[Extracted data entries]

□ □ □ □ □

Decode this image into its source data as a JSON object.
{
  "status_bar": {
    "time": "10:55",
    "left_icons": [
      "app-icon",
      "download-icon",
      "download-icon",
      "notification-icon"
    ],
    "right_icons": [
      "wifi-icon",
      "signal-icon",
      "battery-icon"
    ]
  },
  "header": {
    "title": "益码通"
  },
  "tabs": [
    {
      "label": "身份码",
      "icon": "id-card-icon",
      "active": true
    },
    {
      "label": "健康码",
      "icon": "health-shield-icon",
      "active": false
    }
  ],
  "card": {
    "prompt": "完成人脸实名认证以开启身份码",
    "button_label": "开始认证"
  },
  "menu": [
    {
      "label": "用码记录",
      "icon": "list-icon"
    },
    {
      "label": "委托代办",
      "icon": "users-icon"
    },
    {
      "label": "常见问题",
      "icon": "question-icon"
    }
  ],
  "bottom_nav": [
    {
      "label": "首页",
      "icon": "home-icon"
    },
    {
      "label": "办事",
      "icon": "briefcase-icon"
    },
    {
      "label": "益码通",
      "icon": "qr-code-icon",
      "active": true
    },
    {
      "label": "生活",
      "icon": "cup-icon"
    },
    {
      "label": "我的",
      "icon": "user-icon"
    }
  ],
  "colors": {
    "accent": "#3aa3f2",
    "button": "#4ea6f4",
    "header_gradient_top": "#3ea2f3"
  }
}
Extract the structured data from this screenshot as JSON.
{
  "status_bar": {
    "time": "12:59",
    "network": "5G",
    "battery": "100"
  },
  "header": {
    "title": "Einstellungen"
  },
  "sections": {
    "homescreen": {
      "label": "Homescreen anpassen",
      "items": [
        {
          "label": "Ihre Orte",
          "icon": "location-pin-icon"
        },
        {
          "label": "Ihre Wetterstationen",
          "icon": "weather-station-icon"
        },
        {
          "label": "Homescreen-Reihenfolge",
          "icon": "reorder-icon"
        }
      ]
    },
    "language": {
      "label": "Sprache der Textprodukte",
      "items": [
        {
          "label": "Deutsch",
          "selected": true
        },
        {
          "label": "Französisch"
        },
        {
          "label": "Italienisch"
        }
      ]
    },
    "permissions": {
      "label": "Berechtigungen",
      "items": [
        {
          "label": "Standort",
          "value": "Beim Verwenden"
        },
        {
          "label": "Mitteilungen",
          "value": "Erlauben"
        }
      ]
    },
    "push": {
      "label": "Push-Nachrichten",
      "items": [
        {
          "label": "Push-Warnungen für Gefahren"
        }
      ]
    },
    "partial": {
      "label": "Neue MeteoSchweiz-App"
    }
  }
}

□ □ □ □ □

WHAT YOU HAVE TO DO: Exact copies of all the records are required.

ANSWER TO THIS PROBLEM:
Decode this image into its source data as a JSON object.
{
  "status_bar": {
    "time": "10:55",
    "left_icons": [
      "app-icon",
      "download-icon",
      "download-icon",
      "notification-icon"
    ],
    "right_icons": [
      "wifi-icon",
      "signal-icon",
      "battery-icon"
    ]
  },
  "header": {
    "title": "益码通"
  },
  "tabs": [
    {
      "label": "身份码",
      "icon": "id-card-icon",
      "active": true
    },
    {
      "label": "健康码",
      "icon": "health-shield-icon",
      "active": false
    }
  ],
  "card": {
    "prompt": "完成人脸实名认证以开启身份码",
    "button_label": "开始认证"
  },
  "menu": [
    {
      "label": "用码记录",
      "icon": "list-icon"
    },
    {
      "label": "委托代办",
      "icon": "users-icon"
    },
    {
      "label": "常见问题",
      "icon": "question-icon"
    }
  ],
  "bottom_nav": [
    {
      "label": "首页",
      "icon": "home-icon"
    },
    {
      "label": "办事",
      "icon": "briefcase-icon"
    },
    {
      "label": "益码通",
      "icon": "qr-code-icon",
      "active": true
    },
    {
      "label": "生活",
      "icon": "cup-icon"
    },
    {
      "label": "我的",
      "icon": "user-icon"
    }
  ],
  "colors": {
    "accent": "#3aa3f2",
    "button": "#4ea6f4",
    "header_gradient_top": "#3ea2f3"
  }
}
Extract the structured data from this screenshot as JSON.
{
  "status_bar": {
    "time": "12:59",
    "network": "5G",
    "battery": "100"
  },
  "header": {
    "title": "Einstellungen"
  },
  "sections": {
    "homescreen": {
      "label": "Homescreen anpassen",
      "items": [
        {
          "label": "Ihre Orte",
          "icon": "location-pin-icon"
        },
        {
          "label": "Ihre Wetterstationen",
          "icon": "weather-station-icon"
        },
        {
          "label": "Homescreen-Reihenfolge",
          "icon": "reorder-icon"
        }
      ]
    },
    "language": {
      "label": "Sprache der Textprodukte",
      "items": [
        {
          "label": "Deutsch",
          "selected": true
        },
        {
          "label": "Französisch"
        },
        {
          "label": "Italienisch"
        }
      ]
    },
    "permissions": {
      "label": "Berechtigungen",
      "items": [
        {
          "label": "Standort",
          "value": "Beim Verwenden"
        },
        {
          "label": "Mitteilungen",
          "value": "Erlauben"
        }
      ]
    },
    "push": {
      "label": "Push-Nachrichten",
      "items": [
        {
          "label": "Push-Warnungen für Gefahren"
        }
      ]
    },
    "partial": {
      "label": "Neue MeteoSchweiz-App"
    }
  }
}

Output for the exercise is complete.